-- Start Stored data --
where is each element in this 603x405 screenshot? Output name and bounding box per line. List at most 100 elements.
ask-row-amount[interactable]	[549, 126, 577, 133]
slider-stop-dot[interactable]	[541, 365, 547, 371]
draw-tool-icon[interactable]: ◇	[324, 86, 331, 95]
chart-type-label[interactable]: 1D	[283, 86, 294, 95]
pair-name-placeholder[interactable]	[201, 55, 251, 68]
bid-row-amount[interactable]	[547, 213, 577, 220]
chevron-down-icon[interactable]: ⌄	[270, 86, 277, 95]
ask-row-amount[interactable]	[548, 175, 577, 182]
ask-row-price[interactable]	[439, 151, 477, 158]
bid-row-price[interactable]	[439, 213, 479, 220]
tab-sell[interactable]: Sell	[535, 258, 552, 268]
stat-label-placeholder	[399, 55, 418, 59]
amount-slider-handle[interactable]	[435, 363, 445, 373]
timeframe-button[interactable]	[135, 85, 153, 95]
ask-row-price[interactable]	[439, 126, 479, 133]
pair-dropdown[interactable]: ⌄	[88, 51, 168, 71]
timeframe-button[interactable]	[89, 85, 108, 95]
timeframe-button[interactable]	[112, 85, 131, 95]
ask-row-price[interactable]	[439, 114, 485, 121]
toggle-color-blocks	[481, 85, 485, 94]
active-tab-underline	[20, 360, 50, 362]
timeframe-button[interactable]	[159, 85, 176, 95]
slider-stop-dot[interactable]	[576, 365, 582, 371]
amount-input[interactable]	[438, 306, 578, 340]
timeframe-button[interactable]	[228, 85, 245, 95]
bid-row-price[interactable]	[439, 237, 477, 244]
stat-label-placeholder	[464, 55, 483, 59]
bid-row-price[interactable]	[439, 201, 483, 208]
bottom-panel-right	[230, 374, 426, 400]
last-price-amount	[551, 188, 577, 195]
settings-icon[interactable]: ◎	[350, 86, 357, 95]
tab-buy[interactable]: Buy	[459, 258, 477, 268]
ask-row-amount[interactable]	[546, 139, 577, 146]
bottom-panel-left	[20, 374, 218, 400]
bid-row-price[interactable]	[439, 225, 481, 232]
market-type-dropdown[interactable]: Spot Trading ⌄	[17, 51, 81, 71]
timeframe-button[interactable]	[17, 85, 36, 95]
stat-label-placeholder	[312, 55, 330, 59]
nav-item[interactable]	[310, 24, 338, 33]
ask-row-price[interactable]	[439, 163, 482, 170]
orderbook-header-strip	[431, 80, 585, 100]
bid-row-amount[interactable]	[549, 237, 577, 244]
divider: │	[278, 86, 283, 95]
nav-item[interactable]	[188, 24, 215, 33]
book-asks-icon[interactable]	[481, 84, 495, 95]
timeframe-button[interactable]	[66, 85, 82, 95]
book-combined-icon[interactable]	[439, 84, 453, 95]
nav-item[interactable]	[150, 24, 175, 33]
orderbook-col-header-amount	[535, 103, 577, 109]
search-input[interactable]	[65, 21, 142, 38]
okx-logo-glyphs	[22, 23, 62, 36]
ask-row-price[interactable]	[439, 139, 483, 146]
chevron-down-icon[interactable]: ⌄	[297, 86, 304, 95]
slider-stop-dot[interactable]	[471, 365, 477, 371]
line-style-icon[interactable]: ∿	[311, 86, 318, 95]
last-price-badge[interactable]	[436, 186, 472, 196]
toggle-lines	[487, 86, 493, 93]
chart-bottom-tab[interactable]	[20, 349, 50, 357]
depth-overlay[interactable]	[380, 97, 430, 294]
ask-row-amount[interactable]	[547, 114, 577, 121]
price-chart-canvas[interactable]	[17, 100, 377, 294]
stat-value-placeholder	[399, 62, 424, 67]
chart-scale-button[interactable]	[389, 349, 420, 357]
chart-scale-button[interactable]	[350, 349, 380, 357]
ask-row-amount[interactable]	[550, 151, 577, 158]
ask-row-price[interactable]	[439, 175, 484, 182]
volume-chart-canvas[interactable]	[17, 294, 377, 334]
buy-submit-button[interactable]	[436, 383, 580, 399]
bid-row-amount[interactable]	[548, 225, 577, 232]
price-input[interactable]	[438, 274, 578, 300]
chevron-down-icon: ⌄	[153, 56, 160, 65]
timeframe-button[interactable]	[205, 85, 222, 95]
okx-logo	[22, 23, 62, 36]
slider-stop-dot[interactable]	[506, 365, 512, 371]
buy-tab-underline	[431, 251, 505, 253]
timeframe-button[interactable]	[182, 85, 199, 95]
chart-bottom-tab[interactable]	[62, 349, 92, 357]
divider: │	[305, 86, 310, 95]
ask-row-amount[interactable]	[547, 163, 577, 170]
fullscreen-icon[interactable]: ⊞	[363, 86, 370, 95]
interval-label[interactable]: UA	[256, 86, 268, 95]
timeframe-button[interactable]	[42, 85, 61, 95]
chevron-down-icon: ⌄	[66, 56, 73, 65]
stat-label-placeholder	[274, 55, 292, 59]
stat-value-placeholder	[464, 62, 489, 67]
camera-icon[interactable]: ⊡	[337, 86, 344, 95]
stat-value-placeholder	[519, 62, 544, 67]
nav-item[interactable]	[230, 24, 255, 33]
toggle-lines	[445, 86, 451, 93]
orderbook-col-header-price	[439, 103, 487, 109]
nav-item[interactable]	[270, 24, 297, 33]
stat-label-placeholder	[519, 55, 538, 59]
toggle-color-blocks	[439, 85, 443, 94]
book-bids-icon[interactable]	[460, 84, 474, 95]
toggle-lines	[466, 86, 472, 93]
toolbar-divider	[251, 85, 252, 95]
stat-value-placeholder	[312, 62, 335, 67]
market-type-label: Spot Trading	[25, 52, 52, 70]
-- End Stored data --
Copy every one of the rows above word for word, keeping each line as it appears.

where is each element in this 603x405 screenshot? Output name and bounding box per line. List at most 100 elements.
ask-row-amount[interactable]	[549, 126, 577, 133]
slider-stop-dot[interactable]	[541, 365, 547, 371]
draw-tool-icon[interactable]: ◇	[324, 86, 331, 95]
chart-type-label[interactable]: 1D	[283, 86, 294, 95]
pair-name-placeholder[interactable]	[201, 55, 251, 68]
bid-row-amount[interactable]	[547, 213, 577, 220]
chevron-down-icon[interactable]: ⌄	[270, 86, 277, 95]
ask-row-amount[interactable]	[548, 175, 577, 182]
ask-row-price[interactable]	[439, 151, 477, 158]
bid-row-price[interactable]	[439, 213, 479, 220]
tab-sell[interactable]: Sell	[535, 258, 552, 268]
stat-label-placeholder	[399, 55, 418, 59]
amount-slider-handle[interactable]	[435, 363, 445, 373]
timeframe-button[interactable]	[135, 85, 153, 95]
ask-row-price[interactable]	[439, 126, 479, 133]
pair-dropdown[interactable]: ⌄	[88, 51, 168, 71]
timeframe-button[interactable]	[89, 85, 108, 95]
timeframe-button[interactable]	[112, 85, 131, 95]
ask-row-price[interactable]	[439, 114, 485, 121]
toggle-color-blocks	[481, 85, 485, 94]
active-tab-underline	[20, 360, 50, 362]
timeframe-button[interactable]	[159, 85, 176, 95]
slider-stop-dot[interactable]	[576, 365, 582, 371]
amount-input[interactable]	[438, 306, 578, 340]
timeframe-button[interactable]	[228, 85, 245, 95]
bid-row-price[interactable]	[439, 237, 477, 244]
stat-label-placeholder	[464, 55, 483, 59]
bid-row-price[interactable]	[439, 201, 483, 208]
bottom-panel-right	[230, 374, 426, 400]
last-price-amount	[551, 188, 577, 195]
settings-icon[interactable]: ◎	[350, 86, 357, 95]
tab-buy[interactable]: Buy	[459, 258, 477, 268]
ask-row-amount[interactable]	[546, 139, 577, 146]
bottom-panel-left	[20, 374, 218, 400]
bid-row-price[interactable]	[439, 225, 481, 232]
market-type-dropdown[interactable]: Spot Trading ⌄	[17, 51, 81, 71]
timeframe-button[interactable]	[17, 85, 36, 95]
stat-label-placeholder	[312, 55, 330, 59]
nav-item[interactable]	[310, 24, 338, 33]
ask-row-price[interactable]	[439, 163, 482, 170]
orderbook-header-strip	[431, 80, 585, 100]
bid-row-amount[interactable]	[549, 237, 577, 244]
divider: │	[278, 86, 283, 95]
nav-item[interactable]	[188, 24, 215, 33]
book-asks-icon[interactable]	[481, 84, 495, 95]
timeframe-button[interactable]	[66, 85, 82, 95]
book-combined-icon[interactable]	[439, 84, 453, 95]
nav-item[interactable]	[150, 24, 175, 33]
orderbook-col-header-amount	[535, 103, 577, 109]
search-input[interactable]	[65, 21, 142, 38]
okx-logo-glyphs	[22, 23, 62, 36]
ask-row-price[interactable]	[439, 139, 483, 146]
chevron-down-icon[interactable]: ⌄	[297, 86, 304, 95]
slider-stop-dot[interactable]	[471, 365, 477, 371]
line-style-icon[interactable]: ∿	[311, 86, 318, 95]
last-price-badge[interactable]	[436, 186, 472, 196]
toggle-lines	[487, 86, 493, 93]
chart-bottom-tab[interactable]	[20, 349, 50, 357]
depth-overlay[interactable]	[380, 97, 430, 294]
ask-row-amount[interactable]	[547, 114, 577, 121]
price-chart-canvas[interactable]	[17, 100, 377, 294]
stat-value-placeholder	[399, 62, 424, 67]
chart-scale-button[interactable]	[389, 349, 420, 357]
chart-scale-button[interactable]	[350, 349, 380, 357]
ask-row-amount[interactable]	[550, 151, 577, 158]
ask-row-price[interactable]	[439, 175, 484, 182]
volume-chart-canvas[interactable]	[17, 294, 377, 334]
buy-submit-button[interactable]	[436, 383, 580, 399]
bid-row-amount[interactable]	[548, 225, 577, 232]
price-input[interactable]	[438, 274, 578, 300]
chevron-down-icon: ⌄	[153, 56, 160, 65]
timeframe-button[interactable]	[205, 85, 222, 95]
okx-logo	[22, 23, 62, 36]
slider-stop-dot[interactable]	[506, 365, 512, 371]
buy-tab-underline	[431, 251, 505, 253]
timeframe-button[interactable]	[182, 85, 199, 95]
chart-bottom-tab[interactable]	[62, 349, 92, 357]
divider: │	[305, 86, 310, 95]
ask-row-amount[interactable]	[547, 163, 577, 170]
fullscreen-icon[interactable]: ⊞	[363, 86, 370, 95]
interval-label[interactable]: UA	[256, 86, 268, 95]
timeframe-button[interactable]	[42, 85, 61, 95]
chevron-down-icon: ⌄	[66, 56, 73, 65]
stat-label-placeholder	[274, 55, 292, 59]
stat-value-placeholder	[464, 62, 489, 67]
camera-icon[interactable]: ⊡	[337, 86, 344, 95]
stat-value-placeholder	[519, 62, 544, 67]
nav-item[interactable]	[230, 24, 255, 33]
toggle-lines	[445, 86, 451, 93]
orderbook-col-header-price	[439, 103, 487, 109]
nav-item[interactable]	[270, 24, 297, 33]
stat-label-placeholder	[519, 55, 538, 59]
toggle-color-blocks	[439, 85, 443, 94]
book-bids-icon[interactable]	[460, 84, 474, 95]
toggle-lines	[466, 86, 472, 93]
toolbar-divider	[251, 85, 252, 95]
stat-value-placeholder	[312, 62, 335, 67]
market-type-label: Spot Trading	[25, 52, 52, 70]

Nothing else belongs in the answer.